> [Dataset excerpts]
(begin)
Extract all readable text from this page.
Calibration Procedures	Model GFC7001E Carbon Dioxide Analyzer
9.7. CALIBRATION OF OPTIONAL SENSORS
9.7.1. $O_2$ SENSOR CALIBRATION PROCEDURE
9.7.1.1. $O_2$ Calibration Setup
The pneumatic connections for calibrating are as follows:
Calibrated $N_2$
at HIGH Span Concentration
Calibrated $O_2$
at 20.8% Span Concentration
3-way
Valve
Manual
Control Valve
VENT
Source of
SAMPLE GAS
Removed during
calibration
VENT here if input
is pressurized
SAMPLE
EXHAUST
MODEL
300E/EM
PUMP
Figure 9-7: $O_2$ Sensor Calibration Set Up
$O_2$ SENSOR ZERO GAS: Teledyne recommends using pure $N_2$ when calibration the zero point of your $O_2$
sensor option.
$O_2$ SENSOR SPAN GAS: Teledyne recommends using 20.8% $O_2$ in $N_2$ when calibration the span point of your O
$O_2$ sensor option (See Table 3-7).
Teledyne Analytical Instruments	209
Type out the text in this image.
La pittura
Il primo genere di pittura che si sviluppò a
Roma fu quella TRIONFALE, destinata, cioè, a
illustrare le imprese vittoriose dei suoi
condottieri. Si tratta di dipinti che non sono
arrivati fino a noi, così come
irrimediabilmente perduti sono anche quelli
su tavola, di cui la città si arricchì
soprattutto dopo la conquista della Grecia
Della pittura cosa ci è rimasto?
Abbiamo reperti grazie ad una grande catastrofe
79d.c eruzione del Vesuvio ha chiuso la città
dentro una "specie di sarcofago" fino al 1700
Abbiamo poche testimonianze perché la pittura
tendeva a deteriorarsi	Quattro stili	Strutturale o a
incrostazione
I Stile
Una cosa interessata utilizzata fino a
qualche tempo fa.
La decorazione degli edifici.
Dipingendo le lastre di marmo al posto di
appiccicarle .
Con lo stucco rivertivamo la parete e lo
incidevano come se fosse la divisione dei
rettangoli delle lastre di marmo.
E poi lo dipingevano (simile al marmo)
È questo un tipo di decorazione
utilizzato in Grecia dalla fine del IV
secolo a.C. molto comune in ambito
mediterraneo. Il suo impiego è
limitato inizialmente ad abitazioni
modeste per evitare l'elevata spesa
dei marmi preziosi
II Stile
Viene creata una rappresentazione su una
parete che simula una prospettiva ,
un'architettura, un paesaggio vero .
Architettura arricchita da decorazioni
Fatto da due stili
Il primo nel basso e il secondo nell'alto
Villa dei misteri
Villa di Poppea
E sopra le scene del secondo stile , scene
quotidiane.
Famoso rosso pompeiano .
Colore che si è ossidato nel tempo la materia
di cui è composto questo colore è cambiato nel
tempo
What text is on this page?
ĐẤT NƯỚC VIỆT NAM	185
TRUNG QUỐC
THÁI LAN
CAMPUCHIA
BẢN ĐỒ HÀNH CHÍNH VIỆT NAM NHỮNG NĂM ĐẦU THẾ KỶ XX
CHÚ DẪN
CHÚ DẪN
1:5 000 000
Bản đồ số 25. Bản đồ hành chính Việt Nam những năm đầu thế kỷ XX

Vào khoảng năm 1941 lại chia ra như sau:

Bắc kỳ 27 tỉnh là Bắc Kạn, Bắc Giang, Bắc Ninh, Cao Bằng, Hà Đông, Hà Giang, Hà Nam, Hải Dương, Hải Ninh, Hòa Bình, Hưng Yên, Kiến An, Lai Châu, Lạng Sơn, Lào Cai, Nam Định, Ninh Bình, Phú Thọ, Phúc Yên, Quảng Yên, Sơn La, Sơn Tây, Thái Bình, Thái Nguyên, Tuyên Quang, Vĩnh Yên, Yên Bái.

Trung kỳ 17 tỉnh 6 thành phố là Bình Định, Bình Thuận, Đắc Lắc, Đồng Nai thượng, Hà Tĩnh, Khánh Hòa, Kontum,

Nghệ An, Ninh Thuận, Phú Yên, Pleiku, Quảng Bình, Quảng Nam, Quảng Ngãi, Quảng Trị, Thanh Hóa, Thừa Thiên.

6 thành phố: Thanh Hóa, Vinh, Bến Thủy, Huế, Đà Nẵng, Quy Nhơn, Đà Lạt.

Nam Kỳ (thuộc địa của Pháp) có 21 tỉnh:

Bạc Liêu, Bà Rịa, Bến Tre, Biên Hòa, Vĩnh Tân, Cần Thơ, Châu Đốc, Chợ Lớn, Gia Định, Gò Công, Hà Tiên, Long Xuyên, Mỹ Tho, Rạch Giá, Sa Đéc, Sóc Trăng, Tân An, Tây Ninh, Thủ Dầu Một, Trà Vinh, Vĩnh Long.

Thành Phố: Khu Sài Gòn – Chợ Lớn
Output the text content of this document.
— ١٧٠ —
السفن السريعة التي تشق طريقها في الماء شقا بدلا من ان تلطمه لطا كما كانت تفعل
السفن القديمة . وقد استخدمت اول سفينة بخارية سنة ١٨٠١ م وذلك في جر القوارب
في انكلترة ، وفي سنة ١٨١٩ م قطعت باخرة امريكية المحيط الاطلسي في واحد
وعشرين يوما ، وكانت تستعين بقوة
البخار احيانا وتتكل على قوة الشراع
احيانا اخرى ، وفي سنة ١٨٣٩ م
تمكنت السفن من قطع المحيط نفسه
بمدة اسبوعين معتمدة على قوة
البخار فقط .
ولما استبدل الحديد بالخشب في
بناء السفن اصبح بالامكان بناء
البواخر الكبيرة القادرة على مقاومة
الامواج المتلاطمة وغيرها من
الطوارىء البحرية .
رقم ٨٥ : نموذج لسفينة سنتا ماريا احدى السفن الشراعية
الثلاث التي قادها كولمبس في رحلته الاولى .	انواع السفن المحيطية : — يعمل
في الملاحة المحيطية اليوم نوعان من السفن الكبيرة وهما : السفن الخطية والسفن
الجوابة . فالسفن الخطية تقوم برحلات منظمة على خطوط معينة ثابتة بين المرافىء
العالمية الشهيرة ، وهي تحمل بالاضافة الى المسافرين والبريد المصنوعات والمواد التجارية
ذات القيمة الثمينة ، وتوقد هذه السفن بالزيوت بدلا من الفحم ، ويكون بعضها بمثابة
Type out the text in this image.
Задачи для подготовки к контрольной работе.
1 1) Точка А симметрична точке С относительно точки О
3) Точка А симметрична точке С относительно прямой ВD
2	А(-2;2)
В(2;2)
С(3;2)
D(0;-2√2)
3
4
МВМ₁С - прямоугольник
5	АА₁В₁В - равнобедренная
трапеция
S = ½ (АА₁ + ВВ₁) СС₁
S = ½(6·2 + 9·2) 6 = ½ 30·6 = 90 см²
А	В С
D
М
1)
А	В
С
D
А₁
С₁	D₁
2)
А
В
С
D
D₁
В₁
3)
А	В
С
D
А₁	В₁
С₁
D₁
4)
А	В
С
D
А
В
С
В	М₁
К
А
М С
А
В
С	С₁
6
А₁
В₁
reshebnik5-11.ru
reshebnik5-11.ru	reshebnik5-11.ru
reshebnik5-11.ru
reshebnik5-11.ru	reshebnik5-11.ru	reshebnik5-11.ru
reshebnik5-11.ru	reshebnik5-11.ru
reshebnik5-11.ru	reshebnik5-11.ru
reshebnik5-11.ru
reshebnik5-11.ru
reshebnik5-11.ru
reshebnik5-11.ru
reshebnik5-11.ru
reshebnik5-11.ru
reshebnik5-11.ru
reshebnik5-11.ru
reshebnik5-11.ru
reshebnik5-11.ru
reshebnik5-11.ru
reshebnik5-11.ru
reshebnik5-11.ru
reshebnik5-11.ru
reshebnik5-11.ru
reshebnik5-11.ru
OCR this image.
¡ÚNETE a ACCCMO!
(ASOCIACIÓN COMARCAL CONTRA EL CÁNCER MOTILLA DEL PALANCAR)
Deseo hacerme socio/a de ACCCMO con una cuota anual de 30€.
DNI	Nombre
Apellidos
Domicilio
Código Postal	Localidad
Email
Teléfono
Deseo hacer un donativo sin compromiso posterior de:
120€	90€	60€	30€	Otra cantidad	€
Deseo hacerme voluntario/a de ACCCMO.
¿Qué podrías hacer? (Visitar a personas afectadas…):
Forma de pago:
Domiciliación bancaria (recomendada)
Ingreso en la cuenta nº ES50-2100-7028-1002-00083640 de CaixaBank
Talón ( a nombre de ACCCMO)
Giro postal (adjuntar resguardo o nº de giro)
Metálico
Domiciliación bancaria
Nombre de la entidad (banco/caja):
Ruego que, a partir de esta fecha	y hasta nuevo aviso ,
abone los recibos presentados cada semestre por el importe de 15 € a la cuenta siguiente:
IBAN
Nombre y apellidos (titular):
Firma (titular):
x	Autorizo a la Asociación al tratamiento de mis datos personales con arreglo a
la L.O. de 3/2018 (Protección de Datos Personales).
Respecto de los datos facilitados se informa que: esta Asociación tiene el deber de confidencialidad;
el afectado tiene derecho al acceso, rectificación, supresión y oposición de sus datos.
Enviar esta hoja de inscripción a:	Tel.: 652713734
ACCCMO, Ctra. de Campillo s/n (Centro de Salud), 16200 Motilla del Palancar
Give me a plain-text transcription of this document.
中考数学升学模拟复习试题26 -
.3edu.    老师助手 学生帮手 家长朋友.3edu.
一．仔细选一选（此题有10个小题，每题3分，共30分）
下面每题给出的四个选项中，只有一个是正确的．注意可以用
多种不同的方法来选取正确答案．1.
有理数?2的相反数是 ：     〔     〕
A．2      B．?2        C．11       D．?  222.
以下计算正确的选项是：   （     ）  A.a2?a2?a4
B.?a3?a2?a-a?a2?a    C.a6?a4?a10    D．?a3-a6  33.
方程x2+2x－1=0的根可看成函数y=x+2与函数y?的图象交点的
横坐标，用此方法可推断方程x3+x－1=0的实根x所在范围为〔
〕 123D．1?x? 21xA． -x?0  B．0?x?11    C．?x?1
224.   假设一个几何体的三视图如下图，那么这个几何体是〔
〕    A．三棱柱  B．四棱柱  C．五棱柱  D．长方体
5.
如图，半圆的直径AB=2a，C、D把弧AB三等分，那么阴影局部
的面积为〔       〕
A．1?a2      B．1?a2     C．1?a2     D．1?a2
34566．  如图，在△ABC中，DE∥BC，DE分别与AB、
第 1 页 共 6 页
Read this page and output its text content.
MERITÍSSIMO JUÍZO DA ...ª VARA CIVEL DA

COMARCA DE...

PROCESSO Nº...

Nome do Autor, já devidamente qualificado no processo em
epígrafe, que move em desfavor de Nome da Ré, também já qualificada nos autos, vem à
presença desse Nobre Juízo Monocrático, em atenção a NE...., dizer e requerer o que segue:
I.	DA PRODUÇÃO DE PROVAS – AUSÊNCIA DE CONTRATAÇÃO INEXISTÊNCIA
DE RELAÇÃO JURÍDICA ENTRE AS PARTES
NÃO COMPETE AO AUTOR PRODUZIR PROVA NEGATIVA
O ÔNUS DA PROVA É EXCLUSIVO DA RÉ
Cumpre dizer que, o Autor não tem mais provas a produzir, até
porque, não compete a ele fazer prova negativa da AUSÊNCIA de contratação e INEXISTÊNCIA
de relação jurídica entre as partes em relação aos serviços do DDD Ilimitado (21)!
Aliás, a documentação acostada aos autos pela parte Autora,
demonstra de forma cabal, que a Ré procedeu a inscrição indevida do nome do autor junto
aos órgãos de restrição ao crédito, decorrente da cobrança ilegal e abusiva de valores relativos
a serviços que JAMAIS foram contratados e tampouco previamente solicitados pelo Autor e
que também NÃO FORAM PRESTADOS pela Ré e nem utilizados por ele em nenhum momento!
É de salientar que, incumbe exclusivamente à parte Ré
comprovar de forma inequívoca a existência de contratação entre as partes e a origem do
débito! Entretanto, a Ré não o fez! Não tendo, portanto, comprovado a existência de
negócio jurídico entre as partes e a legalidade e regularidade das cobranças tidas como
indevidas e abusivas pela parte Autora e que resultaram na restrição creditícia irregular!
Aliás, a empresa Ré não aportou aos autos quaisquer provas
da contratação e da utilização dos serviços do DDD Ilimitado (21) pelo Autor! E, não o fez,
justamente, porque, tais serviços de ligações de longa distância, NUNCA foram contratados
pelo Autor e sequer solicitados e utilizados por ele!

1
(end)
> [Task objective] Gather each line of the records holding the string "stili".

> [Solution to the exercise]
tendeva a deteriorarsi	Quattro stili	Strutturale o a
Fatto da due stili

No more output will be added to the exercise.